## Records provided

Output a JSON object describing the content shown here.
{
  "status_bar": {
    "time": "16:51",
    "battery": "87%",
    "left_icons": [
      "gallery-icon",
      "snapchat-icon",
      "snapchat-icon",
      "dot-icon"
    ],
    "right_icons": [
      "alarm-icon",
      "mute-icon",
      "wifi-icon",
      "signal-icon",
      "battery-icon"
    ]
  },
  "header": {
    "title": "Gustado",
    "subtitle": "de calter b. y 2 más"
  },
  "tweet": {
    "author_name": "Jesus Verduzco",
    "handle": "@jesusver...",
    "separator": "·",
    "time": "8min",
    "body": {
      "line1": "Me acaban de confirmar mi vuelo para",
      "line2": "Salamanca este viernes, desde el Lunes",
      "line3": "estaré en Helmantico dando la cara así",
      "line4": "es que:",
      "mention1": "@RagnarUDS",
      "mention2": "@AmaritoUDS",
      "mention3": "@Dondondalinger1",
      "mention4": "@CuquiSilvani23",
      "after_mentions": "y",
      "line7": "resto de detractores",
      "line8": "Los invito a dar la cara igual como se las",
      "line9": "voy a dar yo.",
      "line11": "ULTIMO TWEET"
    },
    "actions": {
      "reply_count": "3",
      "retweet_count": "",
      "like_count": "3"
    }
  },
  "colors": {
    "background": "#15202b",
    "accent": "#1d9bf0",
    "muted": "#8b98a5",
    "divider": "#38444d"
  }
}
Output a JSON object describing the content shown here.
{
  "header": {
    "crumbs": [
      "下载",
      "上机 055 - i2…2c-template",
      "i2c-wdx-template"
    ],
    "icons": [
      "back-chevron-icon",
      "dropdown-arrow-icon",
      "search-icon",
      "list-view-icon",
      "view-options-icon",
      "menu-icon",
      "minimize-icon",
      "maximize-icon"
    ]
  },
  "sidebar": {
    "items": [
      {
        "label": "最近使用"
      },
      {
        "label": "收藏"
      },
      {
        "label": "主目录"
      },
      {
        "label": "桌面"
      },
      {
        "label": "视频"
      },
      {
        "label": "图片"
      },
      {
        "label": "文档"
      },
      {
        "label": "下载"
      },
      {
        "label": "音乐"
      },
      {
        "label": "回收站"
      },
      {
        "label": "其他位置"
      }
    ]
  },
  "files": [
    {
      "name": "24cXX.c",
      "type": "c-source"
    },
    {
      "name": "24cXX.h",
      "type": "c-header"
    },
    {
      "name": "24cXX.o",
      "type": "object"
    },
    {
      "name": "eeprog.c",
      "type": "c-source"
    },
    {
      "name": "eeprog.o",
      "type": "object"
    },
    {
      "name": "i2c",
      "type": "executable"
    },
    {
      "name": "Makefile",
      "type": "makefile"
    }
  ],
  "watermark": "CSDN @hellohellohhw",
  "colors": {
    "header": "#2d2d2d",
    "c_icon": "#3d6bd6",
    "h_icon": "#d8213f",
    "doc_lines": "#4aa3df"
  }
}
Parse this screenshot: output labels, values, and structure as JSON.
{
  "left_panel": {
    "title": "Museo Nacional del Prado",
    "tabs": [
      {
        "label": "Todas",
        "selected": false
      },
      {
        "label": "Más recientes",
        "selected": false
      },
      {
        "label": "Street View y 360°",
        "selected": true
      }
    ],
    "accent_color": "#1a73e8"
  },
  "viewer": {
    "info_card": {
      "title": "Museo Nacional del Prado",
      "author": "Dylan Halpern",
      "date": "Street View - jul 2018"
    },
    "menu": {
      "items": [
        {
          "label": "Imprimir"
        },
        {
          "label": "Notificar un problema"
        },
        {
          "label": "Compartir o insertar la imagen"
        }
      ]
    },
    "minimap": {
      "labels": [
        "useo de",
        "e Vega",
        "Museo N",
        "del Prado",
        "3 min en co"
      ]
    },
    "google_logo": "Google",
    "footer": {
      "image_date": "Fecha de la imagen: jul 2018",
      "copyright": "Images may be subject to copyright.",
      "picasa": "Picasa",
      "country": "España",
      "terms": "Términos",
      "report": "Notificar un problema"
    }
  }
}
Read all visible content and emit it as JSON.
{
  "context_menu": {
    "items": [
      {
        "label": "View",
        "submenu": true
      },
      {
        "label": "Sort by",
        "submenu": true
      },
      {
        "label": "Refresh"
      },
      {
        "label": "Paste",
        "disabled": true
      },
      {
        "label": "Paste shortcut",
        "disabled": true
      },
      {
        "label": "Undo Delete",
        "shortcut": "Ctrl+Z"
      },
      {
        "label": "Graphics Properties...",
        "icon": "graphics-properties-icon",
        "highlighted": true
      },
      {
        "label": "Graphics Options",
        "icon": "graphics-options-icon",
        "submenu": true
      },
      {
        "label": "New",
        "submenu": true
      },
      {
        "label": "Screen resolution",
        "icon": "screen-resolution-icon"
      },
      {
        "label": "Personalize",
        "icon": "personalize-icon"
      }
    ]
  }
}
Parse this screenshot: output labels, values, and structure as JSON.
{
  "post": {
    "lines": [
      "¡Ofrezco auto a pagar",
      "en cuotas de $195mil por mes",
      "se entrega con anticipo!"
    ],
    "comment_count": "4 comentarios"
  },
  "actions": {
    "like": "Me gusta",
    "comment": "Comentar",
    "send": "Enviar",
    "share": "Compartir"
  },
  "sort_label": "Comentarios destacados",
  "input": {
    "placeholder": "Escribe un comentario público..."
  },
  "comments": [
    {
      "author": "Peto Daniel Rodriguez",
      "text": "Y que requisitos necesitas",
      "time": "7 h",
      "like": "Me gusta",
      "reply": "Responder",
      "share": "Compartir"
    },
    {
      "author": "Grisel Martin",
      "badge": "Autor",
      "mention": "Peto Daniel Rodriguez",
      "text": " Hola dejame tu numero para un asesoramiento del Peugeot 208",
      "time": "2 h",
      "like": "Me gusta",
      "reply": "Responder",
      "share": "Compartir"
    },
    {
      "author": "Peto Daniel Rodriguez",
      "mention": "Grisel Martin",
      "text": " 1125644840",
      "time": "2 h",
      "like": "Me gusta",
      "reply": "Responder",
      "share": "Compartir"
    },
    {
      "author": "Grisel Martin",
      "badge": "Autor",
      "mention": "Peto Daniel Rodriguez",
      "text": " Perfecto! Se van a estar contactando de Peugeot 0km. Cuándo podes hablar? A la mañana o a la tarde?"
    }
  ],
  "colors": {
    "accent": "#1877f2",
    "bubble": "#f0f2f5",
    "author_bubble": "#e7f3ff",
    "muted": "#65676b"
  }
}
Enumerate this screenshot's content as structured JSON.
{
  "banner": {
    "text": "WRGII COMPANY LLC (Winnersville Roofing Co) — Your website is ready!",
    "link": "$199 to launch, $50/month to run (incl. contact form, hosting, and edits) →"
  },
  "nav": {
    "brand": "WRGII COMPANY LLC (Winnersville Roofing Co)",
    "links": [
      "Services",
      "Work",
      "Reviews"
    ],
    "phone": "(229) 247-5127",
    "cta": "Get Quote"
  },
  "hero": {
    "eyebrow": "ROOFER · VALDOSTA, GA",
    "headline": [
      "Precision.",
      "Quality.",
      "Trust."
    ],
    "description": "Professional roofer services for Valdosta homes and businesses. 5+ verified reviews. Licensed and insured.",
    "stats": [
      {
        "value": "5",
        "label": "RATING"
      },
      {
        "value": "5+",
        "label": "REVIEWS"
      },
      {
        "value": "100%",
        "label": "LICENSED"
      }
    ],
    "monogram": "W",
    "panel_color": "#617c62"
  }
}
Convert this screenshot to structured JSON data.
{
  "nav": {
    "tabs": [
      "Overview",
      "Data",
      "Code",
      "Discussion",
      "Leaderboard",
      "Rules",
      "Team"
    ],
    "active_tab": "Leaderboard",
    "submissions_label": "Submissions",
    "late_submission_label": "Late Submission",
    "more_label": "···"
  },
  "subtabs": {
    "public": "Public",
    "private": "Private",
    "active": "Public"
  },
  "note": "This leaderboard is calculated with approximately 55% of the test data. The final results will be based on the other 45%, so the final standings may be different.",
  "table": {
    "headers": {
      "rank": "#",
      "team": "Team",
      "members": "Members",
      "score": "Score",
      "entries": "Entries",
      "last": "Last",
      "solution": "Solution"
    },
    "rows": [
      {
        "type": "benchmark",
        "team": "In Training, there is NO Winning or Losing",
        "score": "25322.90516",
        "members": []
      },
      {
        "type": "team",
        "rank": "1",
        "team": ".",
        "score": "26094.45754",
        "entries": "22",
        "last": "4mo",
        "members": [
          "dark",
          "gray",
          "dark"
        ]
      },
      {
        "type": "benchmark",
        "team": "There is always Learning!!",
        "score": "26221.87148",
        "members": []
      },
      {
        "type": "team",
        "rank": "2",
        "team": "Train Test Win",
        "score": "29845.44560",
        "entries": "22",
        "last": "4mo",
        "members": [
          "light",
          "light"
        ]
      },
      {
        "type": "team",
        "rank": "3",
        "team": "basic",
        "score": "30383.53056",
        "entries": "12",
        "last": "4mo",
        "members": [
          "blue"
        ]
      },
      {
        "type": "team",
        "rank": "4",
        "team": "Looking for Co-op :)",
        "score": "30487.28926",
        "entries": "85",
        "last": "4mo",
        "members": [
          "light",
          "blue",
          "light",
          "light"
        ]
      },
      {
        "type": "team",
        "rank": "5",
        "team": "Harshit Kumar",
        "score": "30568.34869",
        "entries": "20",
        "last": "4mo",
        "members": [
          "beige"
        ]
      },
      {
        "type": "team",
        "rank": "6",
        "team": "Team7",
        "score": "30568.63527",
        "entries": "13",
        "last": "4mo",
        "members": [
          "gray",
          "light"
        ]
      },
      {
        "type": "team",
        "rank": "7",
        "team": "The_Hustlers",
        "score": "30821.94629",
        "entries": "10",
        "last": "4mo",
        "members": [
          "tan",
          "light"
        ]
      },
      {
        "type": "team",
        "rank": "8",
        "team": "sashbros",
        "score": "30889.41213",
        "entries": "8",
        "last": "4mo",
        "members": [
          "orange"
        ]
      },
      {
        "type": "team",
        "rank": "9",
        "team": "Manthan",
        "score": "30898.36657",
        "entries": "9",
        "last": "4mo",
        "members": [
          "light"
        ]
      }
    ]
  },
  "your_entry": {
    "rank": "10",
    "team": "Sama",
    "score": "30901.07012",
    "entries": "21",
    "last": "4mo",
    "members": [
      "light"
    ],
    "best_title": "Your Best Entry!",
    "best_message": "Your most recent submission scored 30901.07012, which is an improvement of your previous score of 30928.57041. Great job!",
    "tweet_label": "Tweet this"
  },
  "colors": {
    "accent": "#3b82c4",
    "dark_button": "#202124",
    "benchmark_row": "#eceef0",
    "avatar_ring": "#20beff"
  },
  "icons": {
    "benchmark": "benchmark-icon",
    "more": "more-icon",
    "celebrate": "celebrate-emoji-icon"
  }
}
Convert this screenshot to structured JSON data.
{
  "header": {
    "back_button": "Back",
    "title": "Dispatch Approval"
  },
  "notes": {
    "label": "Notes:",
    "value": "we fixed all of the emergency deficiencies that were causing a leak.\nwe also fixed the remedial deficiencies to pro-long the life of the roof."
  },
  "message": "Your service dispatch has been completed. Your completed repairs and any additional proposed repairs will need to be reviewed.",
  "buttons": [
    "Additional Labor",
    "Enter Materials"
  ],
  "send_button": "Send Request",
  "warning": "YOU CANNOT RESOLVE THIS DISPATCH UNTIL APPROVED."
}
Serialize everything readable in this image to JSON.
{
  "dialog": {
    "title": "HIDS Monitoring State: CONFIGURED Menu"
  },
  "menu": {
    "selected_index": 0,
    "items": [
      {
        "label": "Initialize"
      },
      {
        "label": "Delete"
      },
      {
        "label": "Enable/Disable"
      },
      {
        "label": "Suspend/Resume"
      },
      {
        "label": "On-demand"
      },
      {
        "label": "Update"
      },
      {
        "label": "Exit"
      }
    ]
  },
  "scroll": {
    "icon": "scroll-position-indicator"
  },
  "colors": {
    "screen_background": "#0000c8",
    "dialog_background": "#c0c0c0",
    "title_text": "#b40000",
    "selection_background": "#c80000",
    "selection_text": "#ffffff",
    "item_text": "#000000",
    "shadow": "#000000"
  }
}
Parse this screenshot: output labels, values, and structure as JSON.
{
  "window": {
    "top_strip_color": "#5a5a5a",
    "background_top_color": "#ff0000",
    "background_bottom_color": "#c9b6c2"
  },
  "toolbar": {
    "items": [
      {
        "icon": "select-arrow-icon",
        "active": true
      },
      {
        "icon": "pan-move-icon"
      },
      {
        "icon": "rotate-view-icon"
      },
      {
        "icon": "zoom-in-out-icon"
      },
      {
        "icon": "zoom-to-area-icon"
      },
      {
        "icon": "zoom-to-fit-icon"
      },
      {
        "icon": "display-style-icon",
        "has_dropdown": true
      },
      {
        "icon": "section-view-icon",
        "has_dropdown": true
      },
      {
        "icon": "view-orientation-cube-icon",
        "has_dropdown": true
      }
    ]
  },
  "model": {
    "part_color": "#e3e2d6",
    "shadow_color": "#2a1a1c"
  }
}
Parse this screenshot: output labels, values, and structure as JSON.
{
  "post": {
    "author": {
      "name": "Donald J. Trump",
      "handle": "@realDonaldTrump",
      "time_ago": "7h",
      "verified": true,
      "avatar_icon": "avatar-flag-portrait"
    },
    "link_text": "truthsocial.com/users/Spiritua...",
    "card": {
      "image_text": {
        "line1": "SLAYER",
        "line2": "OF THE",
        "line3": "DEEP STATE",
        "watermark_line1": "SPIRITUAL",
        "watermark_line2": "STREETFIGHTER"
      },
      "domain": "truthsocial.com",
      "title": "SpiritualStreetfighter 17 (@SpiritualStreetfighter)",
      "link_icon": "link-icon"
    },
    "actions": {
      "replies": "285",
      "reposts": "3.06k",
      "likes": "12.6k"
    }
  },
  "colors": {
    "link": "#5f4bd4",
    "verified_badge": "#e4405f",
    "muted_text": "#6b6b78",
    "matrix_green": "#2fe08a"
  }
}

## Prompt
Copy all lines of the listing above that contain the string "resolution".

## Correct result
        "label": "Screen resolution",
        "icon": "screen-resolution-icon"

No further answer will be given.